- **Prompt**:
With the pictures omitted, write out the entries that follow exactly as they stand.

- **Stored data entries**:
○ ○ ○ ○
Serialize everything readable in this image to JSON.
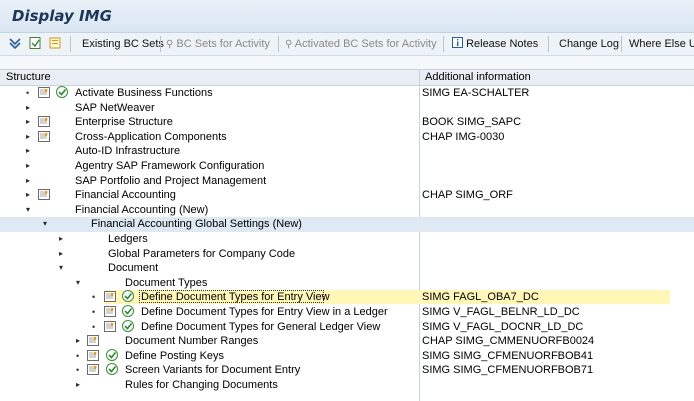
{
  "window": {
    "title": "Display IMG"
  },
  "toolbar": {
    "existing_bc_sets": "Existing BC Sets",
    "bc_sets_for_activity": "BC Sets for Activity",
    "activated_bc_sets": "Activated BC Sets for Activity",
    "release_notes": "Release Notes",
    "change_log": "Change Log",
    "where_else_used": "Where Else Us"
  },
  "columns": {
    "structure": "Structure",
    "additional": "Additional information"
  },
  "tree": [
    {
      "label": "Activate Business Functions",
      "info": "SIMG EA-SCHALTER"
    },
    {
      "label": "SAP NetWeaver",
      "info": ""
    },
    {
      "label": "Enterprise Structure",
      "info": "BOOK SIMG_SAPC"
    },
    {
      "label": "Cross-Application Components",
      "info": "CHAP IMG-0030"
    },
    {
      "label": "Auto-ID Infrastructure",
      "info": ""
    },
    {
      "label": "Agentry SAP Framework Configuration",
      "info": ""
    },
    {
      "label": "SAP Portfolio and Project Management",
      "info": ""
    },
    {
      "label": "Financial Accounting",
      "info": "CHAP SIMG_ORF"
    },
    {
      "label": "Financial Accounting (New)",
      "info": ""
    },
    {
      "label": "Financial Accounting Global Settings (New)",
      "info": ""
    },
    {
      "label": "Ledgers",
      "info": ""
    },
    {
      "label": "Global Parameters for Company Code",
      "info": ""
    },
    {
      "label": "Document",
      "info": ""
    },
    {
      "label": "Document Types",
      "info": ""
    },
    {
      "label": "Define Document Types for Entry View",
      "info": "SIMG FAGL_OBA7_DC"
    },
    {
      "label": "Define Document Types for Entry View in a Ledger",
      "info": "SIMG V_FAGL_BELNR_LD_DC"
    },
    {
      "label": "Define Document Types for General Ledger View",
      "info": "SIMG V_FAGL_DOCNR_LD_DC"
    },
    {
      "label": "Document Number Ranges",
      "info": "CHAP SIMG_CMMENUORFB0024"
    },
    {
      "label": "Define Posting Keys",
      "info": "SIMG SIMG_CFMENUORFBOB41"
    },
    {
      "label": "Screen Variants for Document Entry",
      "info": "SIMG SIMG_CFMENUORFBOB71"
    },
    {
      "label": "Rules for Changing Documents",
      "info": ""
    }
  ]
}
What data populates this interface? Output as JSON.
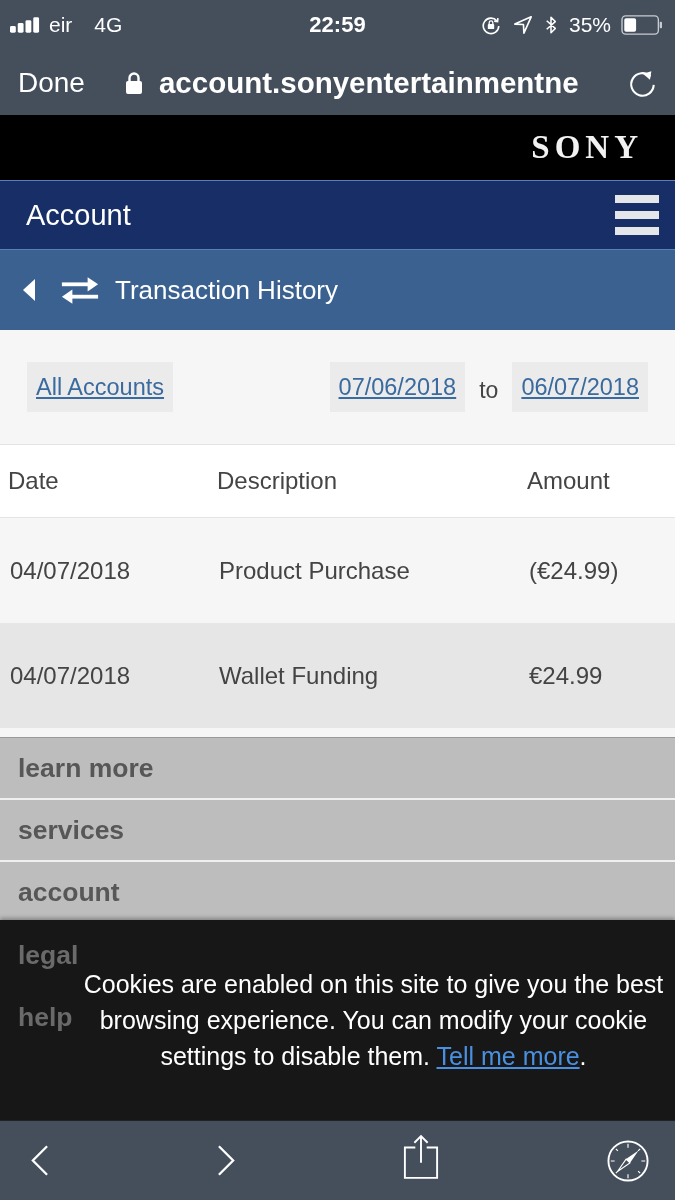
{
  "status_bar": {
    "carrier": "eir",
    "network": "4G",
    "time": "22:59",
    "battery": "35%"
  },
  "browser": {
    "done": "Done",
    "url": "account.sonyentertainmentne"
  },
  "brand": {
    "logo": "SONY"
  },
  "header": {
    "title": "Account"
  },
  "subheader": {
    "title": "Transaction History"
  },
  "filters": {
    "account": "All Accounts",
    "from": "07/06/2018",
    "separator": "to",
    "to": "06/07/2018"
  },
  "table": {
    "columns": [
      "Date",
      "Description",
      "Amount"
    ],
    "rows": [
      [
        "04/07/2018",
        "Product Purchase",
        "(€24.99)"
      ],
      [
        "04/07/2018",
        "Wallet Funding",
        "€24.99"
      ]
    ]
  },
  "footer_menu": [
    {
      "label": "learn more",
      "dimmed": false
    },
    {
      "label": "services",
      "dimmed": false
    },
    {
      "label": "account",
      "dimmed": false
    },
    {
      "label": "legal",
      "dimmed": true
    },
    {
      "label": "help",
      "dimmed": true
    }
  ],
  "cookie_banner": {
    "text": "Cookies are enabled on this site to give you the best browsing experience. You can modify your cookie settings to disable them.",
    "link": "Tell me more",
    "after_link": "."
  }
}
○ ○ ○ ○
- **Solution**:
Serialize everything readable in this image to JSON.
{
  "window": {
    "title": "Display IMG"
  },
  "toolbar": {
    "existing_bc_sets": "Existing BC Sets",
    "bc_sets_for_activity": "BC Sets for Activity",
    "activated_bc_sets": "Activated BC Sets for Activity",
    "release_notes": "Release Notes",
    "change_log": "Change Log",
    "where_else_used": "Where Else Us"
  },
  "columns": {
    "structure": "Structure",
    "additional": "Additional information"
  },
  "tree": [
    {
      "label": "Activate Business Functions",
      "info": "SIMG EA-SCHALTER"
    },
    {
      "label": "SAP NetWeaver",
      "info": ""
    },
    {
      "label": "Enterprise Structure",
      "info": "BOOK SIMG_SAPC"
    },
    {
      "label": "Cross-Application Components",
      "info": "CHAP IMG-0030"
    },
    {
      "label": "Auto-ID Infrastructure",
      "info": ""
    },
    {
      "label": "Agentry SAP Framework Configuration",
      "info": ""
    },
    {
      "label": "SAP Portfolio and Project Management",
      "info": ""
    },
    {
      "label": "Financial Accounting",
      "info": "CHAP SIMG_ORF"
    },
    {
      "label": "Financial Accounting (New)",
      "info": ""
    },
    {
      "label": "Financial Accounting Global Settings (New)",
      "info": ""
    },
    {
      "label": "Ledgers",
      "info": ""
    },
    {
      "label": "Global Parameters for Company Code",
      "info": ""
    },
    {
      "label": "Document",
      "info": ""
    },
    {
      "label": "Document Types",
      "info": ""
    },
    {
      "label": "Define Document Types for Entry View",
      "info": "SIMG FAGL_OBA7_DC"
    },
    {
      "label": "Define Document Types for Entry View in a Ledger",
      "info": "SIMG V_FAGL_BELNR_LD_DC"
    },
    {
      "label": "Define Document Types for General Ledger View",
      "info": "SIMG V_FAGL_DOCNR_LD_DC"
    },
    {
      "label": "Document Number Ranges",
      "info": "CHAP SIMG_CMMENUORFB0024"
    },
    {
      "label": "Define Posting Keys",
      "info": "SIMG SIMG_CFMENUORFBOB41"
    },
    {
      "label": "Screen Variants for Document Entry",
      "info": "SIMG SIMG_CFMENUORFBOB71"
    },
    {
      "label": "Rules for Changing Documents",
      "info": ""
    }
  ]
}
What data populates this interface? Output as JSON.
{
  "status_bar": {
    "carrier": "eir",
    "network": "4G",
    "time": "22:59",
    "battery": "35%"
  },
  "browser": {
    "done": "Done",
    "url": "account.sonyentertainmentne"
  },
  "brand": {
    "logo": "SONY"
  },
  "header": {
    "title": "Account"
  },
  "subheader": {
    "title": "Transaction History"
  },
  "filters": {
    "account": "All Accounts",
    "from": "07/06/2018",
    "separator": "to",
    "to": "06/07/2018"
  },
  "table": {
    "columns": [
      "Date",
      "Description",
      "Amount"
    ],
    "rows": [
      [
        "04/07/2018",
        "Product Purchase",
        "(€24.99)"
      ],
      [
        "04/07/2018",
        "Wallet Funding",
        "€24.99"
      ]
    ]
  },
  "footer_menu": [
    {
      "label": "learn more",
      "dimmed": false
    },
    {
      "label": "services",
      "dimmed": false
    },
    {
      "label": "account",
      "dimmed": false
    },
    {
      "label": "legal",
      "dimmed": true
    },
    {
      "label": "help",
      "dimmed": true
    }
  ],
  "cookie_banner": {
    "text": "Cookies are enabled on this site to give you the best browsing experience. You can modify your cookie settings to disable them.",
    "link": "Tell me more",
    "after_link": "."
  }
}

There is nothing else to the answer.